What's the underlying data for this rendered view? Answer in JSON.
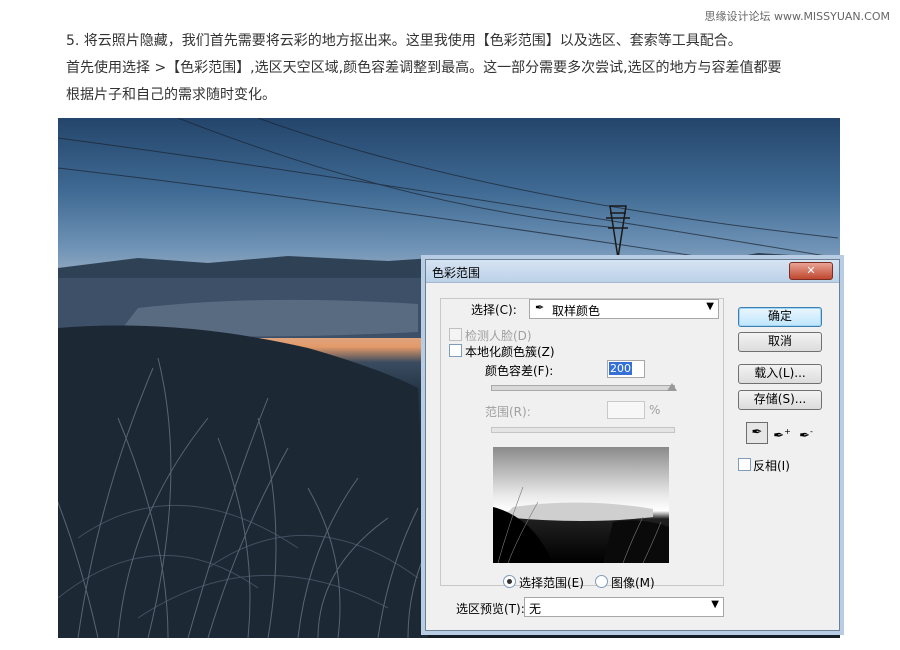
{
  "watermark": "思缘设计论坛 www.MISSYUAN.COM",
  "article": {
    "line1": "5. 将云照片隐藏，我们首先需要将云彩的地方抠出来。这里我使用【色彩范围】以及选区、套索等工具配合。",
    "line2": "首先使用选择 >【色彩范围】,选区天空区域,颜色容差调整到最高。这一部分需要多次尝试,选区的地方与容差值都要",
    "line3": "根据片子和自己的需求随时变化。"
  },
  "dialog": {
    "title": "色彩范围",
    "close_icon": "close-icon",
    "select_label": "选择(C):",
    "select_value": "取样颜色",
    "detect_faces": "检测人脸(D)",
    "localized_clusters": "本地化颜色簇(Z)",
    "fuzziness_label": "颜色容差(F):",
    "fuzziness_value": "200",
    "range_label": "范围(R):",
    "range_unit": "%",
    "radio_selection": "选择范围(E)",
    "radio_image": "图像(M)",
    "preview_label": "选区预览(T):",
    "preview_value": "无",
    "buttons": {
      "ok": "确定",
      "cancel": "取消",
      "load": "载入(L)...",
      "save": "存储(S)..."
    },
    "invert": "反相(I)",
    "tools": [
      "eyedropper-icon",
      "eyedropper-plus-icon",
      "eyedropper-minus-icon"
    ]
  }
}
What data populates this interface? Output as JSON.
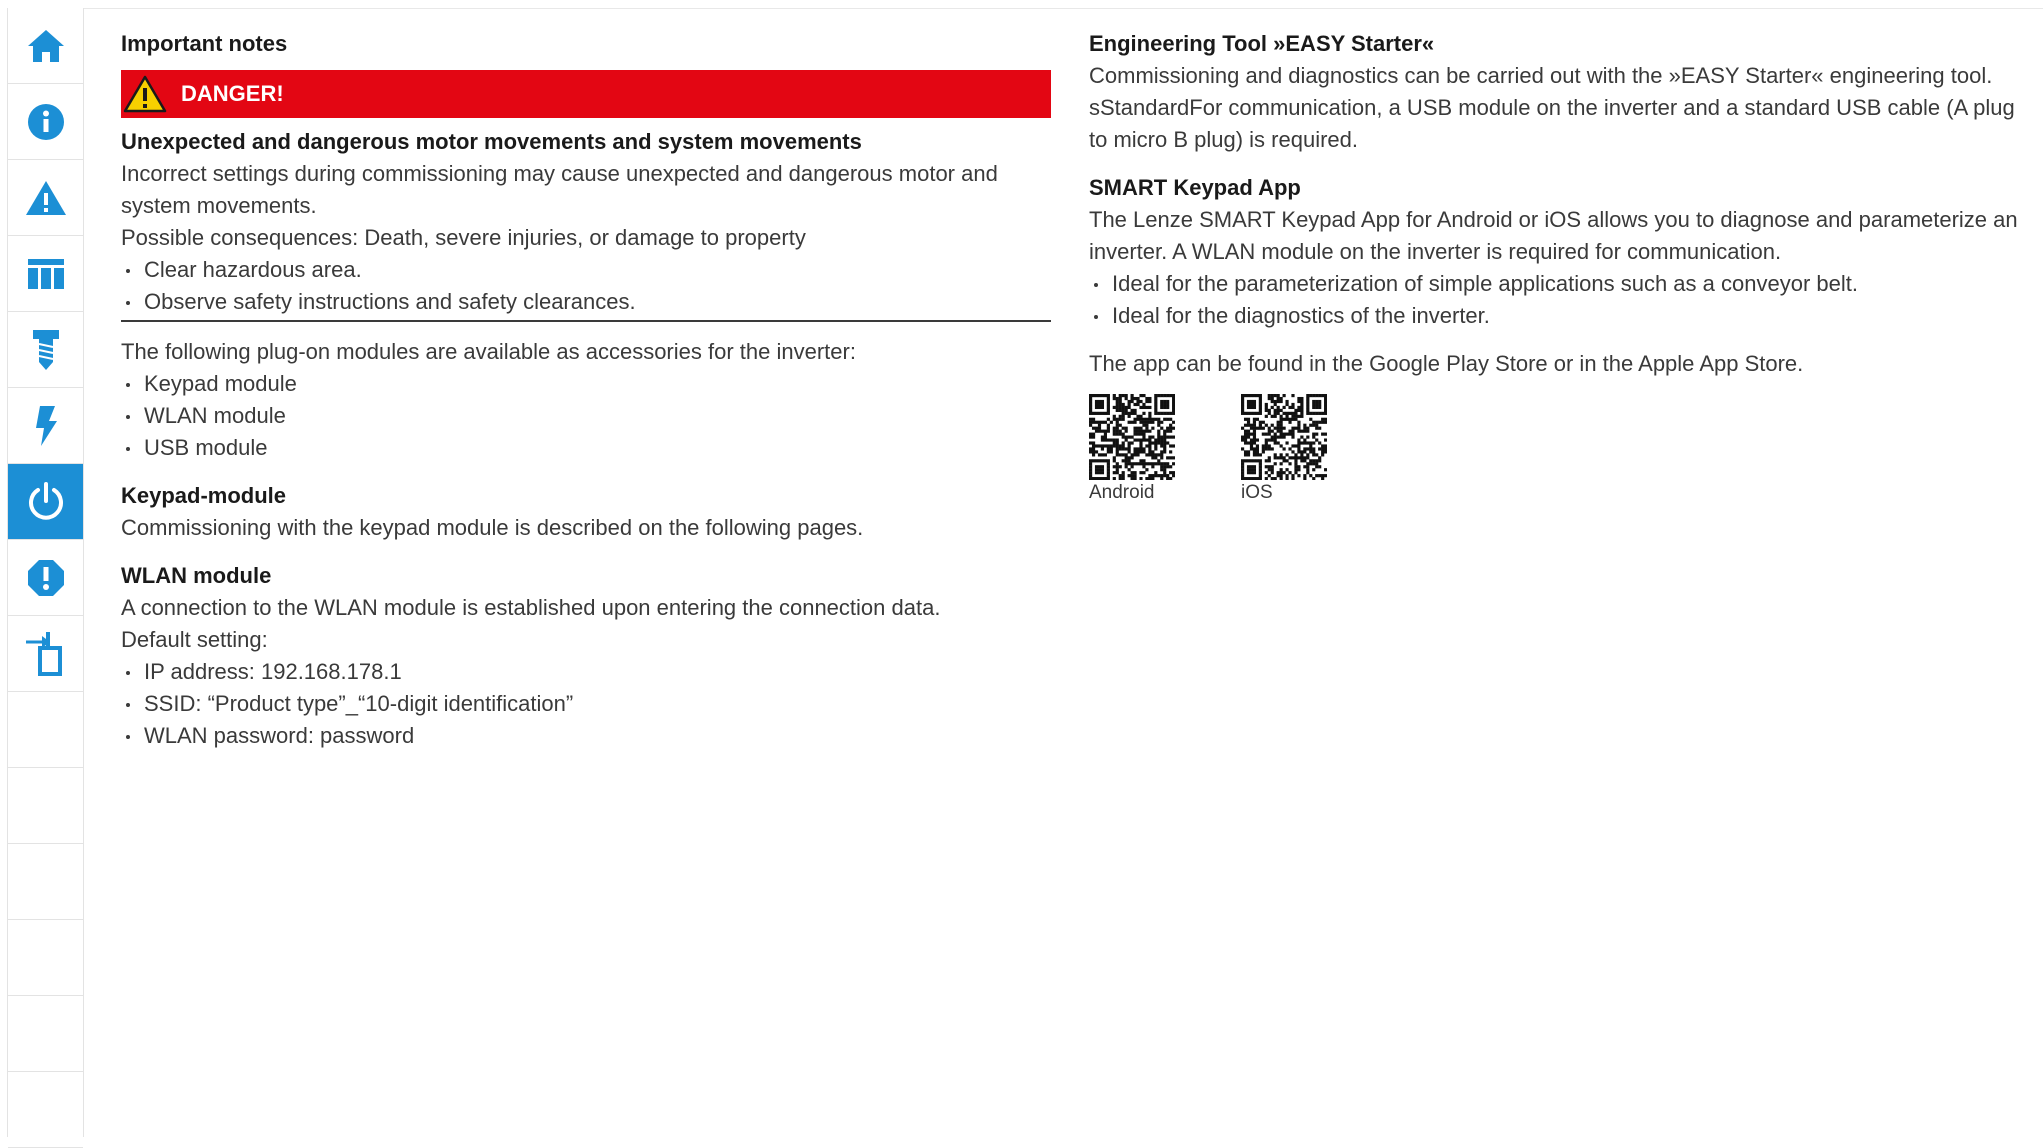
{
  "nav": [
    {
      "icon": "home-icon",
      "active": false
    },
    {
      "icon": "info-icon",
      "active": false
    },
    {
      "icon": "warning-icon",
      "active": false
    },
    {
      "icon": "table-icon",
      "active": false
    },
    {
      "icon": "screw-icon",
      "active": false
    },
    {
      "icon": "lightning-icon",
      "active": false
    },
    {
      "icon": "power-icon",
      "active": true
    },
    {
      "icon": "alert-octagon-icon",
      "active": false
    },
    {
      "icon": "import-icon",
      "active": false
    }
  ],
  "colors": {
    "accent": "#1c8fd5",
    "danger": "#e30613",
    "text": "#3a3a3a"
  },
  "left": {
    "notes_title": "Important notes",
    "danger_label": "DANGER!",
    "danger_heading": "Unexpected and dangerous motor movements and system movements",
    "danger_text": "Incorrect settings during commissioning may cause unexpected and dangerous motor and system movements.",
    "consequences": "Possible consequences: Death, severe injuries, or damage to property",
    "danger_bullets": [
      "Clear hazardous area.",
      "Observe safety instructions and safety clearances."
    ],
    "modules_intro": "The following plug-on modules are available as accessories for the inverter:",
    "modules": [
      "Keypad module",
      "WLAN module",
      "USB module"
    ],
    "keypad_title": "Keypad-module",
    "keypad_text": "Commissioning with the keypad module is described on the following pages.",
    "wlan_title": "WLAN module",
    "wlan_text": "A connection to the WLAN module is established upon entering the connection data.",
    "wlan_default": "Default setting:",
    "wlan_bullets": [
      "IP address: 192.168.178.1",
      "SSID: “Product type”_“10-digit identification”",
      "WLAN password: password"
    ]
  },
  "right": {
    "easy_title": "Engineering Tool »EASY Starter«",
    "easy_text": "Commissioning and diagnostics can be carried out with the »EASY Starter« engineering tool. sStandardFor communication, a USB module on the inverter and a standard USB cable (A plug to micro B plug) is required.",
    "smart_title": "SMART Keypad App",
    "smart_text": "The Lenze SMART Keypad App for Android or iOS allows you to diagnose and parameterize an inverter. A WLAN module on the inverter is required for communication.",
    "smart_bullets": [
      "Ideal for the parameterization of simple applications such as a conveyor belt.",
      "Ideal for the diagnostics of the inverter."
    ],
    "store_text": "The app can be found in the Google Play Store or in the Apple App Store.",
    "qr": [
      {
        "caption": "Android"
      },
      {
        "caption": "iOS"
      }
    ]
  }
}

____

Task prompt
Each line of the material must be retyped exactly, except that images are omitted.

Final result
What's the underlying data for this rendered view? Answer in JSON.
{
  "watermark": "思缘设计论坛 www.MISSYUAN.COM",
  "article": {
    "line1": "5. 将云照片隐藏，我们首先需要将云彩的地方抠出来。这里我使用【色彩范围】以及选区、套索等工具配合。",
    "line2": "首先使用选择 >【色彩范围】,选区天空区域,颜色容差调整到最高。这一部分需要多次尝试,选区的地方与容差值都要",
    "line3": "根据片子和自己的需求随时变化。"
  },
  "dialog": {
    "title": "色彩范围",
    "close_icon": "close-icon",
    "select_label": "选择(C):",
    "select_value": "取样颜色",
    "detect_faces": "检测人脸(D)",
    "localized_clusters": "本地化颜色簇(Z)",
    "fuzziness_label": "颜色容差(F):",
    "fuzziness_value": "200",
    "range_label": "范围(R):",
    "range_unit": "%",
    "radio_selection": "选择范围(E)",
    "radio_image": "图像(M)",
    "preview_label": "选区预览(T):",
    "preview_value": "无",
    "buttons": {
      "ok": "确定",
      "cancel": "取消",
      "load": "载入(L)...",
      "save": "存储(S)..."
    },
    "invert": "反相(I)",
    "tools": [
      "eyedropper-icon",
      "eyedropper-plus-icon",
      "eyedropper-minus-icon"
    ]
  }
}
What data populates this interface? Output as JSON.
{
  "nav": [
    {
      "icon": "home-icon",
      "active": false
    },
    {
      "icon": "info-icon",
      "active": false
    },
    {
      "icon": "warning-icon",
      "active": false
    },
    {
      "icon": "table-icon",
      "active": false
    },
    {
      "icon": "screw-icon",
      "active": false
    },
    {
      "icon": "lightning-icon",
      "active": false
    },
    {
      "icon": "power-icon",
      "active": true
    },
    {
      "icon": "alert-octagon-icon",
      "active": false
    },
    {
      "icon": "import-icon",
      "active": false
    }
  ],
  "colors": {
    "accent": "#1c8fd5",
    "danger": "#e30613",
    "text": "#3a3a3a"
  },
  "left": {
    "notes_title": "Important notes",
    "danger_label": "DANGER!",
    "danger_heading": "Unexpected and dangerous motor movements and system movements",
    "danger_text": "Incorrect settings during commissioning may cause unexpected and dangerous motor and system movements.",
    "consequences": "Possible consequences: Death, severe injuries, or damage to property",
    "danger_bullets": [
      "Clear hazardous area.",
      "Observe safety instructions and safety clearances."
    ],
    "modules_intro": "The following plug-on modules are available as accessories for the inverter:",
    "modules": [
      "Keypad module",
      "WLAN module",
      "USB module"
    ],
    "keypad_title": "Keypad-module",
    "keypad_text": "Commissioning with the keypad module is described on the following pages.",
    "wlan_title": "WLAN module",
    "wlan_text": "A connection to the WLAN module is established upon entering the connection data.",
    "wlan_default": "Default setting:",
    "wlan_bullets": [
      "IP address: 192.168.178.1",
      "SSID: “Product type”_“10-digit identification”",
      "WLAN password: password"
    ]
  },
  "right": {
    "easy_title": "Engineering Tool »EASY Starter«",
    "easy_text": "Commissioning and diagnostics can be carried out with the »EASY Starter« engineering tool. sStandardFor communication, a USB module on the inverter and a standard USB cable (A plug to micro B plug) is required.",
    "smart_title": "SMART Keypad App",
    "smart_text": "The Lenze SMART Keypad App for Android or iOS allows you to diagnose and parameterize an inverter. A WLAN module on the inverter is required for communication.",
    "smart_bullets": [
      "Ideal for the parameterization of simple applications such as a conveyor belt.",
      "Ideal for the diagnostics of the inverter."
    ],
    "store_text": "The app can be found in the Google Play Store or in the Apple App Store.",
    "qr": [
      {
        "caption": "Android"
      },
      {
        "caption": "iOS"
      }
    ]
  }
}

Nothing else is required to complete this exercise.